▶ **Given data**
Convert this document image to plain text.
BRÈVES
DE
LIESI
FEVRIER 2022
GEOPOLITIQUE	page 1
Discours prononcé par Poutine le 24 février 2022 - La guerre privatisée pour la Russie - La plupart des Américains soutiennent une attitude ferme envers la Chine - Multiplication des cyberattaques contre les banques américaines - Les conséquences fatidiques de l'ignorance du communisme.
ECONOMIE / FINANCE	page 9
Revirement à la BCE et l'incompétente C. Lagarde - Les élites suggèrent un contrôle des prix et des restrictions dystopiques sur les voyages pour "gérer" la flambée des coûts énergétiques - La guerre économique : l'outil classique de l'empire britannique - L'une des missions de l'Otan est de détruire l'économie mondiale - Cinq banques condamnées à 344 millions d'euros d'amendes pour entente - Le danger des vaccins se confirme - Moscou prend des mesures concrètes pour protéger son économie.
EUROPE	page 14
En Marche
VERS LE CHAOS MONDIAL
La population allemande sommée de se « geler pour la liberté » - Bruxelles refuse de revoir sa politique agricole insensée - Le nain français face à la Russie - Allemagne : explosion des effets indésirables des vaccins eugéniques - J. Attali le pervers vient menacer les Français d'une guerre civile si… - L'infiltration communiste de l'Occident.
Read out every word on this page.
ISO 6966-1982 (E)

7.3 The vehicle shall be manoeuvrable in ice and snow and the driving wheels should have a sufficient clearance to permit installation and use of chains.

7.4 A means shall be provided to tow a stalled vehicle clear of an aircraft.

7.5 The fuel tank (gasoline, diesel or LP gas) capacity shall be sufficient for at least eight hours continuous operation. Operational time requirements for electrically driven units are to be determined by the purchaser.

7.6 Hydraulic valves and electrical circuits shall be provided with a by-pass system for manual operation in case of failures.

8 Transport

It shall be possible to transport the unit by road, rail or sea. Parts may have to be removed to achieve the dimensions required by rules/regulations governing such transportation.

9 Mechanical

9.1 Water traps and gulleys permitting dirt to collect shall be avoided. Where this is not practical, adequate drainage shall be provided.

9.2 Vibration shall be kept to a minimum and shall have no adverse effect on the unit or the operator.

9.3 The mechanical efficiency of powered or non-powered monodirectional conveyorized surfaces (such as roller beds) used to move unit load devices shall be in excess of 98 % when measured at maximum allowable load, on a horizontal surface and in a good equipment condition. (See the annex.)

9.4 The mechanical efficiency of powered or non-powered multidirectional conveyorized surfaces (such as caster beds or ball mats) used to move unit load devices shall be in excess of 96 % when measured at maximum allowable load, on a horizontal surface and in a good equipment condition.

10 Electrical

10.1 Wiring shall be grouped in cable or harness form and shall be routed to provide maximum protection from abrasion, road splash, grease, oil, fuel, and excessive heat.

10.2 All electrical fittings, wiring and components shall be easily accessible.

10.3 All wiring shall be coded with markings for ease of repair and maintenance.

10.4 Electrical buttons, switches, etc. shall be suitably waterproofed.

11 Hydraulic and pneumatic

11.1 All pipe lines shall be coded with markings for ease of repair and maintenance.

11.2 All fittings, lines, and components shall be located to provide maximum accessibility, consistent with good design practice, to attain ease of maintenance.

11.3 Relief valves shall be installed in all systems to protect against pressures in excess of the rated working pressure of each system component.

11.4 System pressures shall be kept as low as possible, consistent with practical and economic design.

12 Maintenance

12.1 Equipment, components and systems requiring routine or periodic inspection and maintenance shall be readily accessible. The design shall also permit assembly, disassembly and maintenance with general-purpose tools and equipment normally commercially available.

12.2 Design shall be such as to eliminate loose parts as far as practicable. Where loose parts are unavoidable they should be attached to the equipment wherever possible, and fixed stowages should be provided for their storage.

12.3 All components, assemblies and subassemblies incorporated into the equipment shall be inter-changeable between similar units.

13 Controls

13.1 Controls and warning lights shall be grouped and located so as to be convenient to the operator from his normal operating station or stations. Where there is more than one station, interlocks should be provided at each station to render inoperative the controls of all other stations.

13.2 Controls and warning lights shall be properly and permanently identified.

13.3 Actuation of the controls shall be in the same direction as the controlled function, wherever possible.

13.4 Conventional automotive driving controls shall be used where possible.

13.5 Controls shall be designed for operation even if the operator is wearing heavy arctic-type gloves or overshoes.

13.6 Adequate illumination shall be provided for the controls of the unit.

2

▶ **Exercise description**
Repeat the whole listing exactly, keeping every line intact.

▶ **Result for this task**
Convert this document image to plain text.
BRÈVES
DE
LIESI
FEVRIER 2022
GEOPOLITIQUE	page 1
Discours prononcé par Poutine le 24 février 2022 - La guerre privatisée pour la Russie - La plupart des Américains soutiennent une attitude ferme envers la Chine - Multiplication des cyberattaques contre les banques américaines - Les conséquences fatidiques de l'ignorance du communisme.
ECONOMIE / FINANCE	page 9
Revirement à la BCE et l'incompétente C. Lagarde - Les élites suggèrent un contrôle des prix et des restrictions dystopiques sur les voyages pour "gérer" la flambée des coûts énergétiques - La guerre économique : l'outil classique de l'empire britannique - L'une des missions de l'Otan est de détruire l'économie mondiale - Cinq banques condamnées à 344 millions d'euros d'amendes pour entente - Le danger des vaccins se confirme - Moscou prend des mesures concrètes pour protéger son économie.
EUROPE	page 14
En Marche
VERS LE CHAOS MONDIAL
La population allemande sommée de se « geler pour la liberté » - Bruxelles refuse de revoir sa politique agricole insensée - Le nain français face à la Russie - Allemagne : explosion des effets indésirables des vaccins eugéniques - J. Attali le pervers vient menacer les Français d'une guerre civile si… - L'infiltration communiste de l'Occident.
Read out every word on this page.
ISO 6966-1982 (E)

7.3 The vehicle shall be manoeuvrable in ice and snow and the driving wheels should have a sufficient clearance to permit installation and use of chains.

7.4 A means shall be provided to tow a stalled vehicle clear of an aircraft.

7.5 The fuel tank (gasoline, diesel or LP gas) capacity shall be sufficient for at least eight hours continuous operation. Operational time requirements for electrically driven units are to be determined by the purchaser.

7.6 Hydraulic valves and electrical circuits shall be provided with a by-pass system for manual operation in case of failures.

8 Transport

It shall be possible to transport the unit by road, rail or sea. Parts may have to be removed to achieve the dimensions required by rules/regulations governing such transportation.

9 Mechanical

9.1 Water traps and gulleys permitting dirt to collect shall be avoided. Where this is not practical, adequate drainage shall be provided.

9.2 Vibration shall be kept to a minimum and shall have no adverse effect on the unit or the operator.

9.3 The mechanical efficiency of powered or non-powered monodirectional conveyorized surfaces (such as roller beds) used to move unit load devices shall be in excess of 98 % when measured at maximum allowable load, on a horizontal surface and in a good equipment condition. (See the annex.)

9.4 The mechanical efficiency of powered or non-powered multidirectional conveyorized surfaces (such as caster beds or ball mats) used to move unit load devices shall be in excess of 96 % when measured at maximum allowable load, on a horizontal surface and in a good equipment condition.

10 Electrical

10.1 Wiring shall be grouped in cable or harness form and shall be routed to provide maximum protection from abrasion, road splash, grease, oil, fuel, and excessive heat.

10.2 All electrical fittings, wiring and components shall be easily accessible.

10.3 All wiring shall be coded with markings for ease of repair and maintenance.

10.4 Electrical buttons, switches, etc. shall be suitably waterproofed.

11 Hydraulic and pneumatic

11.1 All pipe lines shall be coded with markings for ease of repair and maintenance.

11.2 All fittings, lines, and components shall be located to provide maximum accessibility, consistent with good design practice, to attain ease of maintenance.

11.3 Relief valves shall be installed in all systems to protect against pressures in excess of the rated working pressure of each system component.

11.4 System pressures shall be kept as low as possible, consistent with practical and economic design.

12 Maintenance

12.1 Equipment, components and systems requiring routine or periodic inspection and maintenance shall be readily accessible. The design shall also permit assembly, disassembly and maintenance with general-purpose tools and equipment normally commercially available.

12.2 Design shall be such as to eliminate loose parts as far as practicable. Where loose parts are unavoidable they should be attached to the equipment wherever possible, and fixed stowages should be provided for their storage.

12.3 All components, assemblies and subassemblies incorporated into the equipment shall be inter-changeable between similar units.

13 Controls

13.1 Controls and warning lights shall be grouped and located so as to be convenient to the operator from his normal operating station or stations. Where there is more than one station, interlocks should be provided at each station to render inoperative the controls of all other stations.

13.2 Controls and warning lights shall be properly and permanently identified.

13.3 Actuation of the controls shall be in the same direction as the controlled function, wherever possible.

13.4 Conventional automotive driving controls shall be used where possible.

13.5 Controls shall be designed for operation even if the operator is wearing heavy arctic-type gloves or overshoes.

13.6 Adequate illumination shall be provided for the controls of the unit.

2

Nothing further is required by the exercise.